> _TASK BRIEF_
Rewrite the stretch from the start of these lines through the line containing "List each element", changing every "y-tick-label" to "y-axis-label" and keeping everything else the same. Omit the pictures.

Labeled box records
# # #

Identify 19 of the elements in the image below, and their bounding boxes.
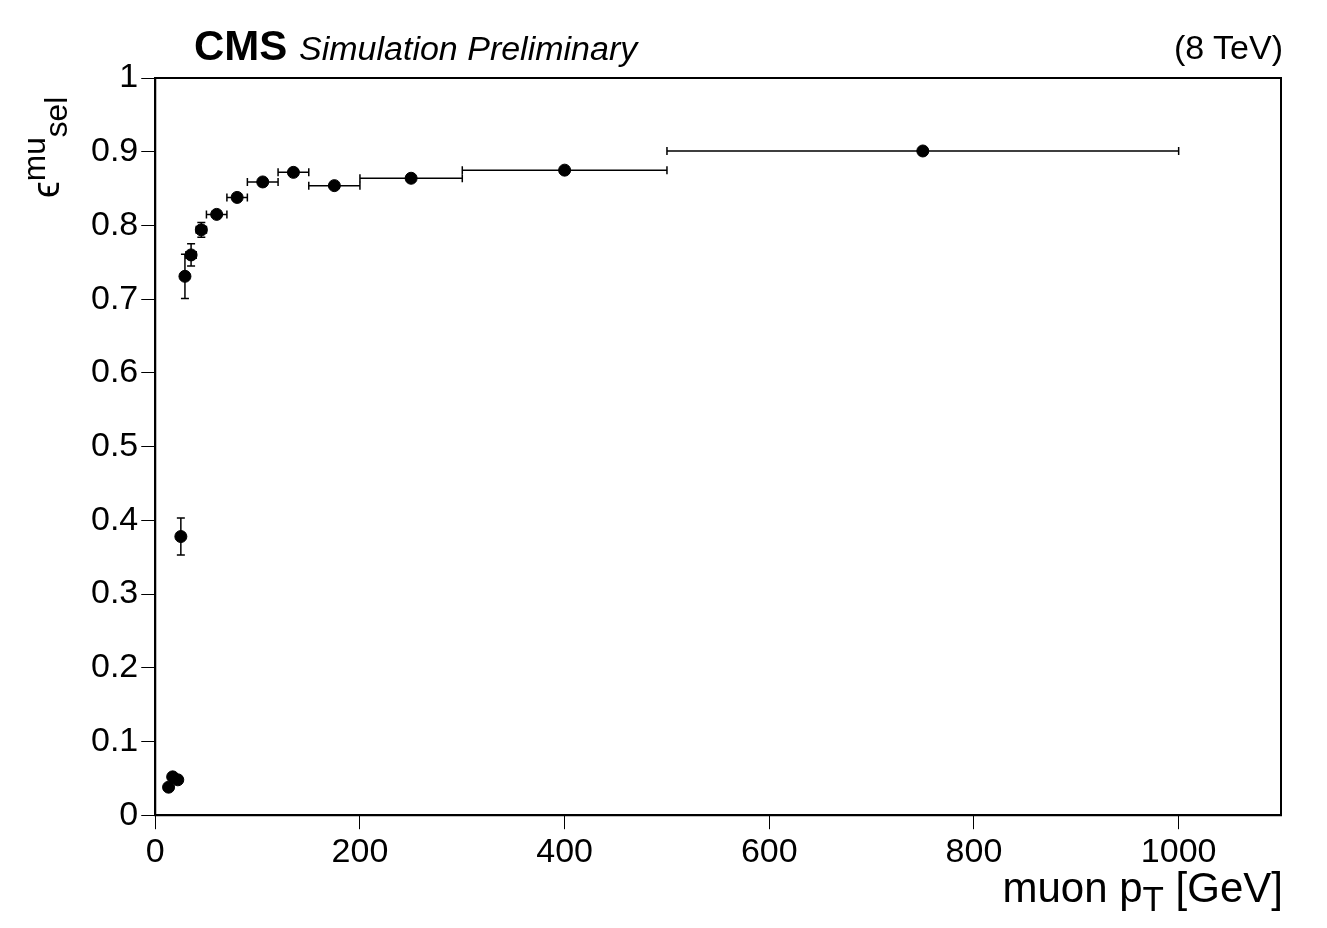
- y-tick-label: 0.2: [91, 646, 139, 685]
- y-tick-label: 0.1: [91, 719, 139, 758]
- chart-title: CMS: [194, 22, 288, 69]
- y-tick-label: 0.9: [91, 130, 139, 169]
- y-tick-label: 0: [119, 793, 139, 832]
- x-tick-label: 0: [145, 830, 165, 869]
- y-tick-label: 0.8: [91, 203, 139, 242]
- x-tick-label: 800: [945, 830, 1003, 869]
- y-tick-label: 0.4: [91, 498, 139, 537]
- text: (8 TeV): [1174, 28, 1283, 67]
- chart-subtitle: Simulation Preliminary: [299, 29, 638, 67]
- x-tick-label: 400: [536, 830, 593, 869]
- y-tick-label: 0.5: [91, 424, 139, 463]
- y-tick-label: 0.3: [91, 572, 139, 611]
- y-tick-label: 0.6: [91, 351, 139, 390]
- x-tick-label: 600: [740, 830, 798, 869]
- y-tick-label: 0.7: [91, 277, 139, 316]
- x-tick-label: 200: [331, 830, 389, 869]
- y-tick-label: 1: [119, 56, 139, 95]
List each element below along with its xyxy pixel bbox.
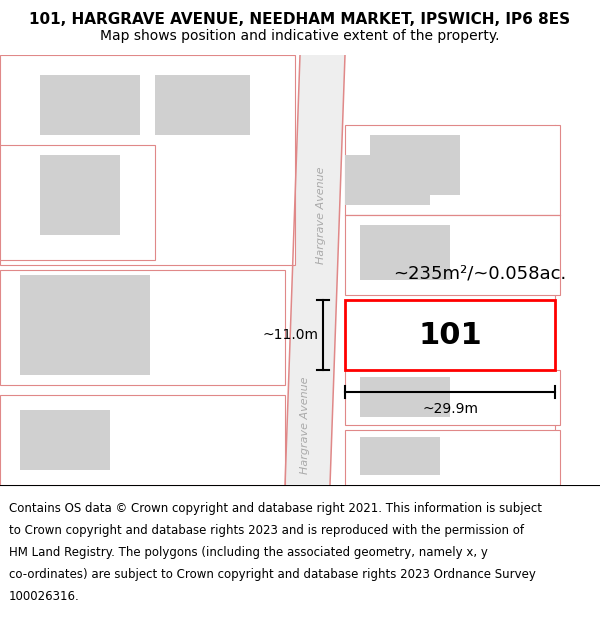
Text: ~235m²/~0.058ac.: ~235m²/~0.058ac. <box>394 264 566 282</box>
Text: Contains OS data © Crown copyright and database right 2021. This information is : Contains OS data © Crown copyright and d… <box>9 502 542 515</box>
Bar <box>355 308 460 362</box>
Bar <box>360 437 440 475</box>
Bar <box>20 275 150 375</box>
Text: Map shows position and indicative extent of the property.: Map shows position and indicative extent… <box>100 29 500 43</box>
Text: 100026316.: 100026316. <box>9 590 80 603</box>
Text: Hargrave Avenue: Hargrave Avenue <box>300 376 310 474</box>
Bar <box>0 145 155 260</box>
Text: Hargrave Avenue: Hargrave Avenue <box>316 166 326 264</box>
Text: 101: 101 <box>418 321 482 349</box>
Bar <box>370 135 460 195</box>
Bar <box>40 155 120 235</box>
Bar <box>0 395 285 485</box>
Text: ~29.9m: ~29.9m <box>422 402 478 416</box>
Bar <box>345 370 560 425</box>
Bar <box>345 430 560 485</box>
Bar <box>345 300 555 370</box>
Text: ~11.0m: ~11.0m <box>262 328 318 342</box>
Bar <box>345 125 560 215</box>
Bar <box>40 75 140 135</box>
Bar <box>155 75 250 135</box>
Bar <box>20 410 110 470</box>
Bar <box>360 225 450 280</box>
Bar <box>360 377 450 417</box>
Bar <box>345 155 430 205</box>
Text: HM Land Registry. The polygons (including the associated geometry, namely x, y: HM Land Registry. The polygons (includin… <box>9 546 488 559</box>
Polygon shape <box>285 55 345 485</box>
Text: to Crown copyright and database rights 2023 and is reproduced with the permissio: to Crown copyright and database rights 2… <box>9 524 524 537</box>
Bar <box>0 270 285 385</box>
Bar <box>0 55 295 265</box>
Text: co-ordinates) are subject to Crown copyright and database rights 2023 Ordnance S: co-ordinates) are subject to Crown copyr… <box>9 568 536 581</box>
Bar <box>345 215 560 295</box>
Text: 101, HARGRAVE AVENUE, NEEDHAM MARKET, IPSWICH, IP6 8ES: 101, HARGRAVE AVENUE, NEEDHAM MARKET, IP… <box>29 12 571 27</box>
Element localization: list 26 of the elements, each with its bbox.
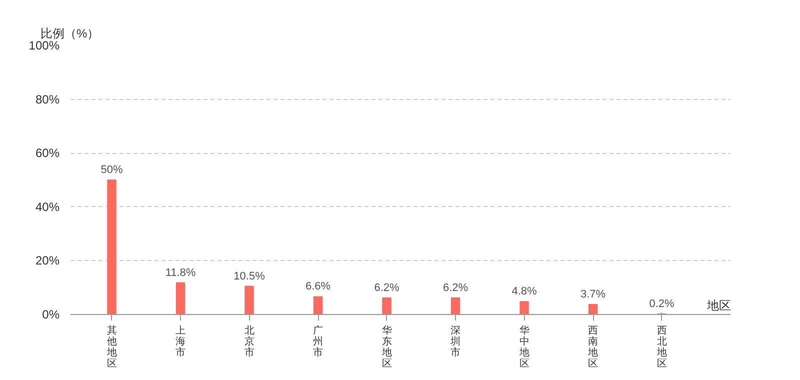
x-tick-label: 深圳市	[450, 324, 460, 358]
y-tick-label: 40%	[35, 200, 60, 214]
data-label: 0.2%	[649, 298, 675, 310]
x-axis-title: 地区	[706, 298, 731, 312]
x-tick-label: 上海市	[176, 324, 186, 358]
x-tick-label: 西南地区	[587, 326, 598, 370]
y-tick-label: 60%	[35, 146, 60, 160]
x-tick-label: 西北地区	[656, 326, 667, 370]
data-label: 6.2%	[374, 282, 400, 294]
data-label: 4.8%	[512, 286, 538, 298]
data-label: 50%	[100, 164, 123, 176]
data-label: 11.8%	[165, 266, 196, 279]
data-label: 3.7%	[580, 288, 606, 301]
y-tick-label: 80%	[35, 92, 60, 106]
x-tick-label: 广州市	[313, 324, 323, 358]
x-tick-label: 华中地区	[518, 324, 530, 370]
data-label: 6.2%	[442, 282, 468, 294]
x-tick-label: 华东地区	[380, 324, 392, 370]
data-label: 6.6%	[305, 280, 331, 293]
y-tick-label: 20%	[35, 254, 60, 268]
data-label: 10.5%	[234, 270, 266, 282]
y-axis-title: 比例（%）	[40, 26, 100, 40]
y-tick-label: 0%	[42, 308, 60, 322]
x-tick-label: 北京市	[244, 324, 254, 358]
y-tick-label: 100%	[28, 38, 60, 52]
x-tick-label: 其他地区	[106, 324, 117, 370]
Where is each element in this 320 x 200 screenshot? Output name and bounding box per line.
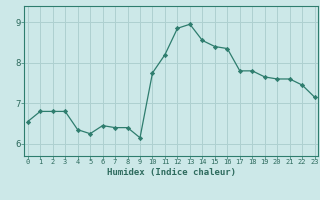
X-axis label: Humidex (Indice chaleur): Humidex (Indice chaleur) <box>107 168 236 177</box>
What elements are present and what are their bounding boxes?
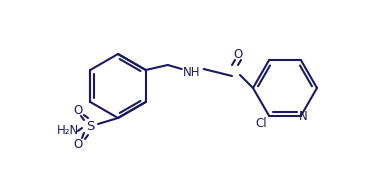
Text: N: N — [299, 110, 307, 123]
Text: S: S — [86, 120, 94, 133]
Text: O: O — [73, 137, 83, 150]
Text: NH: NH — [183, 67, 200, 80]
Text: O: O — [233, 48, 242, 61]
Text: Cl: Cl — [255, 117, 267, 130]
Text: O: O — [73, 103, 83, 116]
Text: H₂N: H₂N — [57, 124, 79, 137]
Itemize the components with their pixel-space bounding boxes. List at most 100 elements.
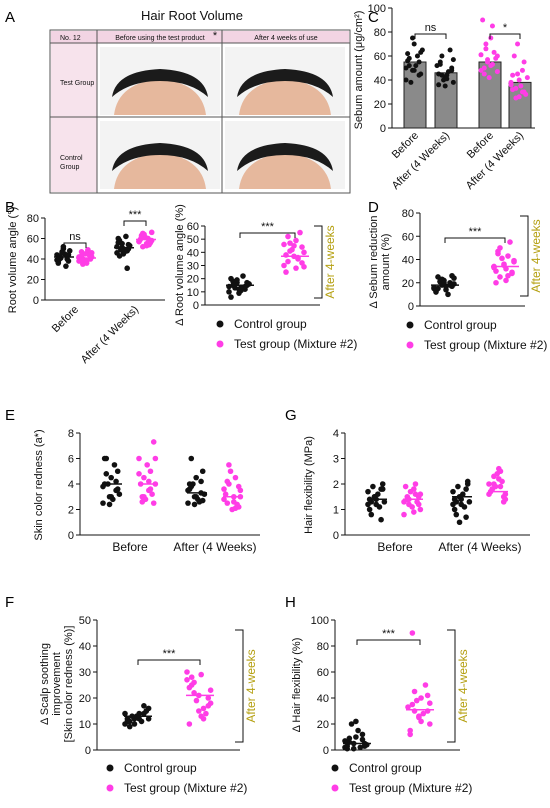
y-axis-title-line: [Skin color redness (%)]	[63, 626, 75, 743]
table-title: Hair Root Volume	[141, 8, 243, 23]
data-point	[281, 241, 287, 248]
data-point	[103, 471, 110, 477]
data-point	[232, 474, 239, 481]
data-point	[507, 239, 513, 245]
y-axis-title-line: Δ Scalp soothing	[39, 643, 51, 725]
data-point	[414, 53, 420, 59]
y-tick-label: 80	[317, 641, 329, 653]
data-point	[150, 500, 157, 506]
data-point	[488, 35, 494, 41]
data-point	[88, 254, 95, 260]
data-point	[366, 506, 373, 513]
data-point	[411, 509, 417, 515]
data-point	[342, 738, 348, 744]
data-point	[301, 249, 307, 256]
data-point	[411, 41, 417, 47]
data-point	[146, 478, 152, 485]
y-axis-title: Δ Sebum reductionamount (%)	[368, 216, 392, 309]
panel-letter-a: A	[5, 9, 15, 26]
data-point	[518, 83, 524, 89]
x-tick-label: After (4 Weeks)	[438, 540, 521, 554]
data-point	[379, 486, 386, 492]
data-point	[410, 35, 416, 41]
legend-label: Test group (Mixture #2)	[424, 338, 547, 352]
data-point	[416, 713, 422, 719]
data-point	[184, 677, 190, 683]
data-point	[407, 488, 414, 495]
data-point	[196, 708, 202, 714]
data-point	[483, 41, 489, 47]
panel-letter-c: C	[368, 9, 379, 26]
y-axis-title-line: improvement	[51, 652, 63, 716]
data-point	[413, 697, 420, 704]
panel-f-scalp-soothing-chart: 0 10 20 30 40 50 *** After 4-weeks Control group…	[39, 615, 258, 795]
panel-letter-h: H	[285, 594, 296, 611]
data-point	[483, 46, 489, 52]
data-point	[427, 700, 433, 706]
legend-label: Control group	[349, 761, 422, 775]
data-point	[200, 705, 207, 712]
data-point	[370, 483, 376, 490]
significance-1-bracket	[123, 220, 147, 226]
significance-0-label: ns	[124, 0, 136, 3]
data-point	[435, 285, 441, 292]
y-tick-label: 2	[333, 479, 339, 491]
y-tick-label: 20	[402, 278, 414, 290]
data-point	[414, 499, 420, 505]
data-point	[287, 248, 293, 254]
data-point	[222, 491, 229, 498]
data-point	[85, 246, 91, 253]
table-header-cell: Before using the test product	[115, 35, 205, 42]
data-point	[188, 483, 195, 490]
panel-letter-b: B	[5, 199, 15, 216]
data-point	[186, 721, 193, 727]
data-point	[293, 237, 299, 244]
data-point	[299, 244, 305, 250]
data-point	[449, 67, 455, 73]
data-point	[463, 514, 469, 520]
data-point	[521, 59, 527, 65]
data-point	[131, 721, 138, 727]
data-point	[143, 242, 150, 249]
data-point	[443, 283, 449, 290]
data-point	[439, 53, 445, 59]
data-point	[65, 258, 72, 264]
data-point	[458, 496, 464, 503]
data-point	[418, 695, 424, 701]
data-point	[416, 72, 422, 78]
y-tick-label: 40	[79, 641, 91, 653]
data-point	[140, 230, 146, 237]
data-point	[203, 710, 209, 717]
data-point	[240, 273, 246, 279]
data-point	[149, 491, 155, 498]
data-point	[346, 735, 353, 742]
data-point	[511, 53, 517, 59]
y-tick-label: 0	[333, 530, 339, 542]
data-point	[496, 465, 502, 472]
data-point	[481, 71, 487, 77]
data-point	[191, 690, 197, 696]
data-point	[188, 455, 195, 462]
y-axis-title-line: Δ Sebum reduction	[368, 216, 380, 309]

# # #

> _ANSWER_
Identify 19 of the elements in the image below, and their bounding boxes.
- y-axis-label: 0.2: [91, 646, 139, 685]
- y-axis-label: 0.1: [91, 719, 139, 758]
- chart-title: CMS: [194, 22, 288, 69]
- y-axis-label: 0.9: [91, 130, 139, 169]
- y-axis-label: 0: [119, 793, 139, 832]
- x-tick-label: 0: [145, 830, 165, 869]
- y-axis-label: 0.8: [91, 203, 139, 242]
- x-tick-label: 800: [945, 830, 1003, 869]
- y-axis-label: 0.4: [91, 498, 139, 537]
- text: (8 TeV): [1174, 28, 1283, 67]
- chart-subtitle: Simulation Preliminary: [299, 29, 638, 67]
- x-tick-label: 400: [536, 830, 593, 869]
- y-axis-label: 0.5: [91, 424, 139, 463]
- y-axis-label: 0.3: [91, 572, 139, 611]
- y-axis-label: 0.6: [91, 351, 139, 390]
- x-tick-label: 600: [740, 830, 798, 869]
- y-axis-label: 0.7: [91, 277, 139, 316]
- x-tick-label: 200: [331, 830, 389, 869]
- y-axis-label: 1: [119, 56, 139, 95]
List each element below along with its xyxy pixel bbox.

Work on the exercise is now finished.